EXERCISE BRIEF: From the entries provided below, copy each line that contains the word "handle".

DATA SUPPLIED:
____

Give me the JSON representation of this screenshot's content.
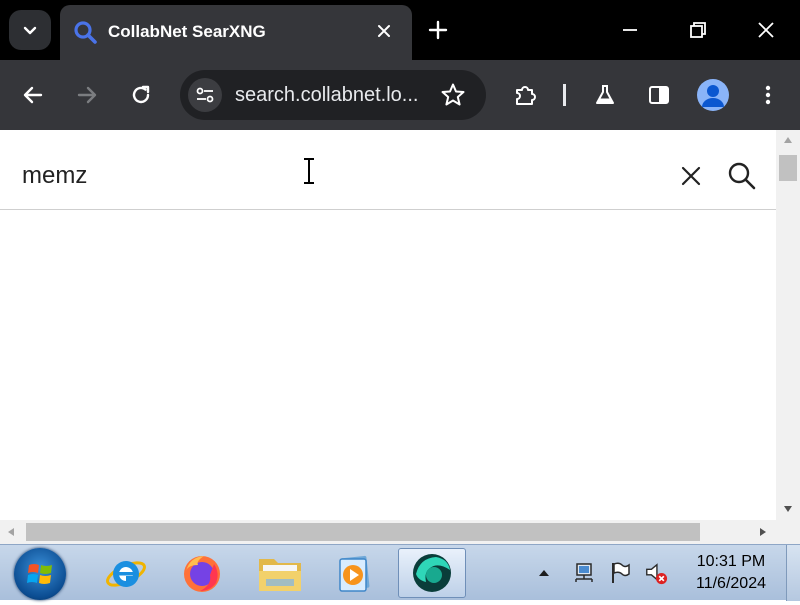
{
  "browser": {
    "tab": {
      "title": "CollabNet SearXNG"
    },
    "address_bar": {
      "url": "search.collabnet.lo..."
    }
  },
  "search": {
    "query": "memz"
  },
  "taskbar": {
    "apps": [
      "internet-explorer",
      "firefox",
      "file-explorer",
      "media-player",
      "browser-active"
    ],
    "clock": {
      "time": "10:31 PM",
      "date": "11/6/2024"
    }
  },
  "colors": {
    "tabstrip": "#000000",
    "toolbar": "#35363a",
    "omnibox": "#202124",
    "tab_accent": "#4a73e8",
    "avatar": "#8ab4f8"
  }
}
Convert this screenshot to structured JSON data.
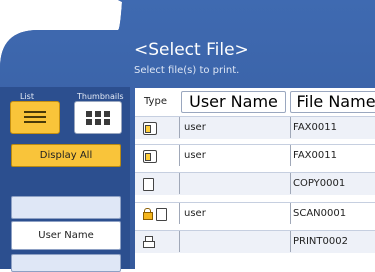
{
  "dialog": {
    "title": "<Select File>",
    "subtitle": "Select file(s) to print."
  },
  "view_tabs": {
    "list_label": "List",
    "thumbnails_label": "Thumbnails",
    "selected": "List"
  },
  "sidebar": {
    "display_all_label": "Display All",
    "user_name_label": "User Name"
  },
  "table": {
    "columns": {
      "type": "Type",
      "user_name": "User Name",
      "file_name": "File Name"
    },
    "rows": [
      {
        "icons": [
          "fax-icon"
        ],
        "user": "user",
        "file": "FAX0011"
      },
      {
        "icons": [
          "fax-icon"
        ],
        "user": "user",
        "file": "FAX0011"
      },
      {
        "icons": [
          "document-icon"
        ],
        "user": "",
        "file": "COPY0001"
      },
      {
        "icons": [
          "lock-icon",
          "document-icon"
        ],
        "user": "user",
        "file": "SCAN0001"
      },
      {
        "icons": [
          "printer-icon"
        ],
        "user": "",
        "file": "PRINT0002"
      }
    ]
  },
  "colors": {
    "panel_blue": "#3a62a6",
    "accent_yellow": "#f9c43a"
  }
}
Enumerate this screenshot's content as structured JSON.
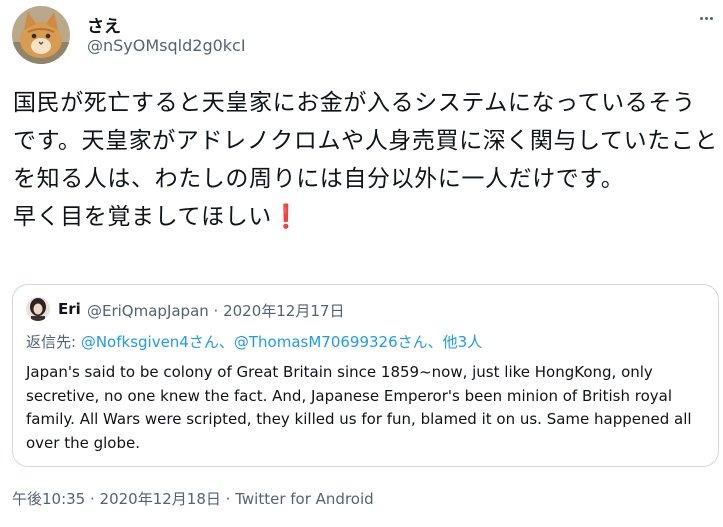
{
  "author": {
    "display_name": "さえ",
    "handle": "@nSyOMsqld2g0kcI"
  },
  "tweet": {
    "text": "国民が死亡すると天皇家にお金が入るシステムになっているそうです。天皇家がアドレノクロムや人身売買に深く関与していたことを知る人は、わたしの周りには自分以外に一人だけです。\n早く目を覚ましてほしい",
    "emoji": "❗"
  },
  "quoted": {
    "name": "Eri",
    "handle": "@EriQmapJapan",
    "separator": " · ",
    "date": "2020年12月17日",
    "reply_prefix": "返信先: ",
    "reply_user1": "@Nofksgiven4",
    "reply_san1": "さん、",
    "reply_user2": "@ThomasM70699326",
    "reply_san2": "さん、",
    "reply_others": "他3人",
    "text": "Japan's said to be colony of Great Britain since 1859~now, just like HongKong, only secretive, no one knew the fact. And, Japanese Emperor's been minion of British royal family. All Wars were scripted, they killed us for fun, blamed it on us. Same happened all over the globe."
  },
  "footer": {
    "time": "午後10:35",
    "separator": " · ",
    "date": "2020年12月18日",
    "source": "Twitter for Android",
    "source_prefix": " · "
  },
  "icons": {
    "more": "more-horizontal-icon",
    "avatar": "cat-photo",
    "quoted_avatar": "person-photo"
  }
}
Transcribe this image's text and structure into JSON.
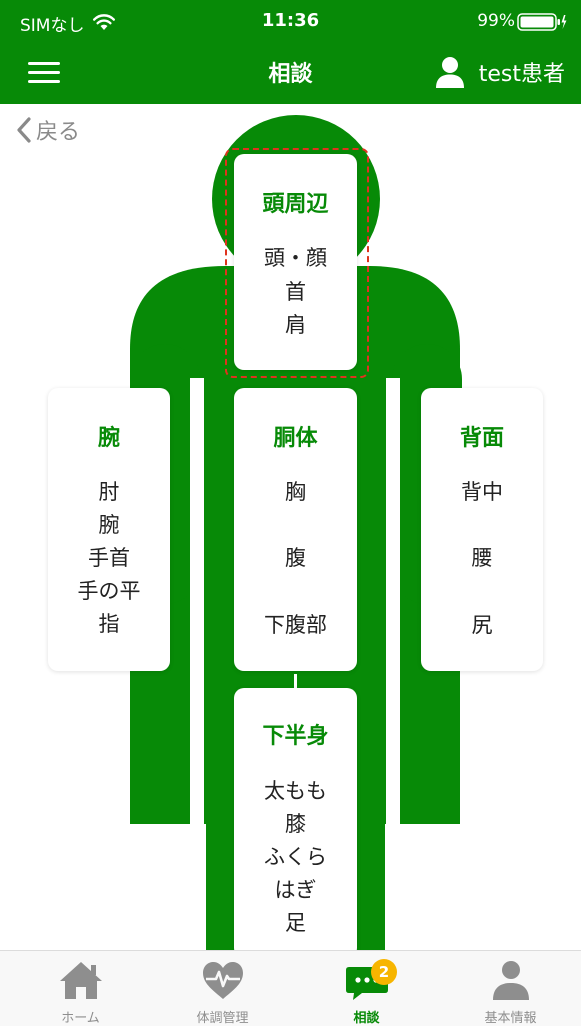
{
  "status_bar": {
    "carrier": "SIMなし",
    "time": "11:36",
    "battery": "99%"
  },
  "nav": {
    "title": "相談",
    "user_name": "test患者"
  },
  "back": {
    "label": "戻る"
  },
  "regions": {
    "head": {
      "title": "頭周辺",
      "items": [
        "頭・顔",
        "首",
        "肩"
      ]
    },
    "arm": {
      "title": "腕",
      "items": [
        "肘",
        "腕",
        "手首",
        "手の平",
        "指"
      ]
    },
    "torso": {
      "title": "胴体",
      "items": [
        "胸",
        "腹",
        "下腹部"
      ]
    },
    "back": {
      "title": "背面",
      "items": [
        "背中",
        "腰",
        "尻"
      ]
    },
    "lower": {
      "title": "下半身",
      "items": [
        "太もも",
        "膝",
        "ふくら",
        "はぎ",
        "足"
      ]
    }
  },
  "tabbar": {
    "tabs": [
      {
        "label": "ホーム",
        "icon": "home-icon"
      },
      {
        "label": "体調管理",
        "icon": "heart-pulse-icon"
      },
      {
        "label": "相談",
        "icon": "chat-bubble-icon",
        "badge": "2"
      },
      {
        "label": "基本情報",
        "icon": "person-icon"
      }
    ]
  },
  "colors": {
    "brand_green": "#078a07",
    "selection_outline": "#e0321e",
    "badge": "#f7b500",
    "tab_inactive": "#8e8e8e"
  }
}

____

WRITTEN REPLY:
    "handle": "@nSyOMsqld2g0kcI"
    "handle": "@EriQmapJapan",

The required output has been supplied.